WHAT IS NEEDED: Provide the data again in its entirety, exactly as given.

— Start SUPPLIED MATERIAL —

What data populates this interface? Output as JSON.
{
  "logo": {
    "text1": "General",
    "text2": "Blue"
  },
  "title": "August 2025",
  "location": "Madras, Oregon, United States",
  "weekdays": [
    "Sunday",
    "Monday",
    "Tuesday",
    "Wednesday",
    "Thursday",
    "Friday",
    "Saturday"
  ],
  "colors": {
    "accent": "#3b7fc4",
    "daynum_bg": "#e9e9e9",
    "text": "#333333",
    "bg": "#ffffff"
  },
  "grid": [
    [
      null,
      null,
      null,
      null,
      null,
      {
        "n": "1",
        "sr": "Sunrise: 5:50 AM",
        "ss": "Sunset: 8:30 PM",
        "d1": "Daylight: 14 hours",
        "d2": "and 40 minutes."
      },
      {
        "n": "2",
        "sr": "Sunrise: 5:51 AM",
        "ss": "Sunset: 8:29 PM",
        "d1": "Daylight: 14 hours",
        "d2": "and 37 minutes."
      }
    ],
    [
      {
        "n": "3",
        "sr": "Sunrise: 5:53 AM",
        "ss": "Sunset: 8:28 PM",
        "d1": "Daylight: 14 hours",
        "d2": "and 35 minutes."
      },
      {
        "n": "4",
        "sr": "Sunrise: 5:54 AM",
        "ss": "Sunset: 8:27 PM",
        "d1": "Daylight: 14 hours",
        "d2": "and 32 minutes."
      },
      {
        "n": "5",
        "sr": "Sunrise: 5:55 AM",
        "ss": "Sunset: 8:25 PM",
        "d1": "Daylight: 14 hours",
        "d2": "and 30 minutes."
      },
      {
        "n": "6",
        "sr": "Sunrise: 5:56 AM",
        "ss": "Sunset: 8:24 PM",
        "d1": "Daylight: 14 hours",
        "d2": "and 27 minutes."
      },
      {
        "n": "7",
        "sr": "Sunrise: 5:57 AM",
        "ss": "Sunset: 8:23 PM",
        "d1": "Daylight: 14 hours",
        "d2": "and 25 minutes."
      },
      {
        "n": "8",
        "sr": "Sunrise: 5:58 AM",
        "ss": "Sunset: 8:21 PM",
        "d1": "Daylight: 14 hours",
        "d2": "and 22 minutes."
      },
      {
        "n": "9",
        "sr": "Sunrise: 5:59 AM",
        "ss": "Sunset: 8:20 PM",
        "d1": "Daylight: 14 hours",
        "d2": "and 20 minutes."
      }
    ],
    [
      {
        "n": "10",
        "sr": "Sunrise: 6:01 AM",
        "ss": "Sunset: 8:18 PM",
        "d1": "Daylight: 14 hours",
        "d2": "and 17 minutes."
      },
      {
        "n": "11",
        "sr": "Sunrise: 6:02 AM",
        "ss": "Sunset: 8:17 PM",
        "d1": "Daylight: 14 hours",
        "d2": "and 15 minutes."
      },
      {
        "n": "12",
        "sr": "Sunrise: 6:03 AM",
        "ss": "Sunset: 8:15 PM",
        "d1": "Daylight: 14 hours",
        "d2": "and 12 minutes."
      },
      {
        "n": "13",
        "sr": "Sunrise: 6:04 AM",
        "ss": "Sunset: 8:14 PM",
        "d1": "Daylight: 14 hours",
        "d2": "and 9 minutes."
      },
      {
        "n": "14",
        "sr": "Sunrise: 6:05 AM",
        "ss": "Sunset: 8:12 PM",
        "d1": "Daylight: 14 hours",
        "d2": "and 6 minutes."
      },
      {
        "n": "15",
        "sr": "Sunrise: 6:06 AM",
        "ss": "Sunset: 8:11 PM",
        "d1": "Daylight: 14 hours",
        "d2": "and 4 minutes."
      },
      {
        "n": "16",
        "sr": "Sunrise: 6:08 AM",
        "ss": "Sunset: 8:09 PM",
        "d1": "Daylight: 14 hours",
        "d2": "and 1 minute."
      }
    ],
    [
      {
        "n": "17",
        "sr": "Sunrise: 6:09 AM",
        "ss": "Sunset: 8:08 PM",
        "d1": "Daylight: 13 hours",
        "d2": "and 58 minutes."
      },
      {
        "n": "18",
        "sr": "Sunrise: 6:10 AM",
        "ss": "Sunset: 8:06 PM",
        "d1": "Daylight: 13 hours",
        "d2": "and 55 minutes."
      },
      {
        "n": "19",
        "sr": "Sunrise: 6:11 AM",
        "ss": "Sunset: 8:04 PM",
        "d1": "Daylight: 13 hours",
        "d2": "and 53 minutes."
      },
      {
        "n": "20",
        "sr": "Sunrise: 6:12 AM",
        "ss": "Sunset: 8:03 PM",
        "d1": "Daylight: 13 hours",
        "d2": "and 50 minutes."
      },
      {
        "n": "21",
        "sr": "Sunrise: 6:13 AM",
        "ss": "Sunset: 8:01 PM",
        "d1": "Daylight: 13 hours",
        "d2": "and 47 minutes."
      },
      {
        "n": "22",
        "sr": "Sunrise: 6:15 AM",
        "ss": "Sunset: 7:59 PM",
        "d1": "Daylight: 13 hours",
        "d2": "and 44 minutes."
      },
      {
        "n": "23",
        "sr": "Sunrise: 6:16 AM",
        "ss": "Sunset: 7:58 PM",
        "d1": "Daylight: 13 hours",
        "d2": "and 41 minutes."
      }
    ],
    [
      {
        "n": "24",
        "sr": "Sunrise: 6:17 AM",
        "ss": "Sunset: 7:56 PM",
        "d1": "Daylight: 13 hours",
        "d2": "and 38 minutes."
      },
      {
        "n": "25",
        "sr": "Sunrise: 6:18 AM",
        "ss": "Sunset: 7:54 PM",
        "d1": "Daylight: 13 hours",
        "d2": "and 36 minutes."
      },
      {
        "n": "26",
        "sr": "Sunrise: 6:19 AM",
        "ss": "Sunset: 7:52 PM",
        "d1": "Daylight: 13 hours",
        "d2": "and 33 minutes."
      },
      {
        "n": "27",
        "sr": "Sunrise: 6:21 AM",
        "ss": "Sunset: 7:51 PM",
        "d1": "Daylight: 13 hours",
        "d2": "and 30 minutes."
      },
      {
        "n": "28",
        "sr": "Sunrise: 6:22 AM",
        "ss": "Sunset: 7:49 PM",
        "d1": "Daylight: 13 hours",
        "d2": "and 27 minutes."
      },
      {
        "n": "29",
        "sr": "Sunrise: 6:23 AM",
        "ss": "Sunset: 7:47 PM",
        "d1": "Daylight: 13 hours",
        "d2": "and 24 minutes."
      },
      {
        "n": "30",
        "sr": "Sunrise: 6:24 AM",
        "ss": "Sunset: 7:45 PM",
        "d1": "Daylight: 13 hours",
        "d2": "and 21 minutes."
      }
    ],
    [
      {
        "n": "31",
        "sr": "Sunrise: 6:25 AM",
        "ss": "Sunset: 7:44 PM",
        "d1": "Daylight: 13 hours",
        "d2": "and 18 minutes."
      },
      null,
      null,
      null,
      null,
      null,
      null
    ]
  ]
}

— End SUPPLIED MATERIAL —

PROBLEM SOLUTION:
What data populates this interface? Output as JSON.
{
  "logo": {
    "text1": "General",
    "text2": "Blue"
  },
  "title": "August 2025",
  "location": "Madras, Oregon, United States",
  "weekdays": [
    "Sunday",
    "Monday",
    "Tuesday",
    "Wednesday",
    "Thursday",
    "Friday",
    "Saturday"
  ],
  "colors": {
    "accent": "#3b7fc4",
    "daynum_bg": "#e9e9e9",
    "text": "#333333",
    "bg": "#ffffff"
  },
  "grid": [
    [
      null,
      null,
      null,
      null,
      null,
      {
        "n": "1",
        "sr": "Sunrise: 5:50 AM",
        "ss": "Sunset: 8:30 PM",
        "d1": "Daylight: 14 hours",
        "d2": "and 40 minutes."
      },
      {
        "n": "2",
        "sr": "Sunrise: 5:51 AM",
        "ss": "Sunset: 8:29 PM",
        "d1": "Daylight: 14 hours",
        "d2": "and 37 minutes."
      }
    ],
    [
      {
        "n": "3",
        "sr": "Sunrise: 5:53 AM",
        "ss": "Sunset: 8:28 PM",
        "d1": "Daylight: 14 hours",
        "d2": "and 35 minutes."
      },
      {
        "n": "4",
        "sr": "Sunrise: 5:54 AM",
        "ss": "Sunset: 8:27 PM",
        "d1": "Daylight: 14 hours",
        "d2": "and 32 minutes."
      },
      {
        "n": "5",
        "sr": "Sunrise: 5:55 AM",
        "ss": "Sunset: 8:25 PM",
        "d1": "Daylight: 14 hours",
        "d2": "and 30 minutes."
      },
      {
        "n": "6",
        "sr": "Sunrise: 5:56 AM",
        "ss": "Sunset: 8:24 PM",
        "d1": "Daylight: 14 hours",
        "d2": "and 27 minutes."
      },
      {
        "n": "7",
        "sr": "Sunrise: 5:57 AM",
        "ss": "Sunset: 8:23 PM",
        "d1": "Daylight: 14 hours",
        "d2": "and 25 minutes."
      },
      {
        "n": "8",
        "sr": "Sunrise: 5:58 AM",
        "ss": "Sunset: 8:21 PM",
        "d1": "Daylight: 14 hours",
        "d2": "and 22 minutes."
      },
      {
        "n": "9",
        "sr": "Sunrise: 5:59 AM",
        "ss": "Sunset: 8:20 PM",
        "d1": "Daylight: 14 hours",
        "d2": "and 20 minutes."
      }
    ],
    [
      {
        "n": "10",
        "sr": "Sunrise: 6:01 AM",
        "ss": "Sunset: 8:18 PM",
        "d1": "Daylight: 14 hours",
        "d2": "and 17 minutes."
      },
      {
        "n": "11",
        "sr": "Sunrise: 6:02 AM",
        "ss": "Sunset: 8:17 PM",
        "d1": "Daylight: 14 hours",
        "d2": "and 15 minutes."
      },
      {
        "n": "12",
        "sr": "Sunrise: 6:03 AM",
        "ss": "Sunset: 8:15 PM",
        "d1": "Daylight: 14 hours",
        "d2": "and 12 minutes."
      },
      {
        "n": "13",
        "sr": "Sunrise: 6:04 AM",
        "ss": "Sunset: 8:14 PM",
        "d1": "Daylight: 14 hours",
        "d2": "and 9 minutes."
      },
      {
        "n": "14",
        "sr": "Sunrise: 6:05 AM",
        "ss": "Sunset: 8:12 PM",
        "d1": "Daylight: 14 hours",
        "d2": "and 6 minutes."
      },
      {
        "n": "15",
        "sr": "Sunrise: 6:06 AM",
        "ss": "Sunset: 8:11 PM",
        "d1": "Daylight: 14 hours",
        "d2": "and 4 minutes."
      },
      {
        "n": "16",
        "sr": "Sunrise: 6:08 AM",
        "ss": "Sunset: 8:09 PM",
        "d1": "Daylight: 14 hours",
        "d2": "and 1 minute."
      }
    ],
    [
      {
        "n": "17",
        "sr": "Sunrise: 6:09 AM",
        "ss": "Sunset: 8:08 PM",
        "d1": "Daylight: 13 hours",
        "d2": "and 58 minutes."
      },
      {
        "n": "18",
        "sr": "Sunrise: 6:10 AM",
        "ss": "Sunset: 8:06 PM",
        "d1": "Daylight: 13 hours",
        "d2": "and 55 minutes."
      },
      {
        "n": "19",
        "sr": "Sunrise: 6:11 AM",
        "ss": "Sunset: 8:04 PM",
        "d1": "Daylight: 13 hours",
        "d2": "and 53 minutes."
      },
      {
        "n": "20",
        "sr": "Sunrise: 6:12 AM",
        "ss": "Sunset: 8:03 PM",
        "d1": "Daylight: 13 hours",
        "d2": "and 50 minutes."
      },
      {
        "n": "21",
        "sr": "Sunrise: 6:13 AM",
        "ss": "Sunset: 8:01 PM",
        "d1": "Daylight: 13 hours",
        "d2": "and 47 minutes."
      },
      {
        "n": "22",
        "sr": "Sunrise: 6:15 AM",
        "ss": "Sunset: 7:59 PM",
        "d1": "Daylight: 13 hours",
        "d2": "and 44 minutes."
      },
      {
        "n": "23",
        "sr": "Sunrise: 6:16 AM",
        "ss": "Sunset: 7:58 PM",
        "d1": "Daylight: 13 hours",
        "d2": "and 41 minutes."
      }
    ],
    [
      {
        "n": "24",
        "sr": "Sunrise: 6:17 AM",
        "ss": "Sunset: 7:56 PM",
        "d1": "Daylight: 13 hours",
        "d2": "and 38 minutes."
      },
      {
        "n": "25",
        "sr": "Sunrise: 6:18 AM",
        "ss": "Sunset: 7:54 PM",
        "d1": "Daylight: 13 hours",
        "d2": "and 36 minutes."
      },
      {
        "n": "26",
        "sr": "Sunrise: 6:19 AM",
        "ss": "Sunset: 7:52 PM",
        "d1": "Daylight: 13 hours",
        "d2": "and 33 minutes."
      },
      {
        "n": "27",
        "sr": "Sunrise: 6:21 AM",
        "ss": "Sunset: 7:51 PM",
        "d1": "Daylight: 13 hours",
        "d2": "and 30 minutes."
      },
      {
        "n": "28",
        "sr": "Sunrise: 6:22 AM",
        "ss": "Sunset: 7:49 PM",
        "d1": "Daylight: 13 hours",
        "d2": "and 27 minutes."
      },
      {
        "n": "29",
        "sr": "Sunrise: 6:23 AM",
        "ss": "Sunset: 7:47 PM",
        "d1": "Daylight: 13 hours",
        "d2": "and 24 minutes."
      },
      {
        "n": "30",
        "sr": "Sunrise: 6:24 AM",
        "ss": "Sunset: 7:45 PM",
        "d1": "Daylight: 13 hours",
        "d2": "and 21 minutes."
      }
    ],
    [
      {
        "n": "31",
        "sr": "Sunrise: 6:25 AM",
        "ss": "Sunset: 7:44 PM",
        "d1": "Daylight: 13 hours",
        "d2": "and 18 minutes."
      },
      null,
      null,
      null,
      null,
      null,
      null
    ]
  ]
}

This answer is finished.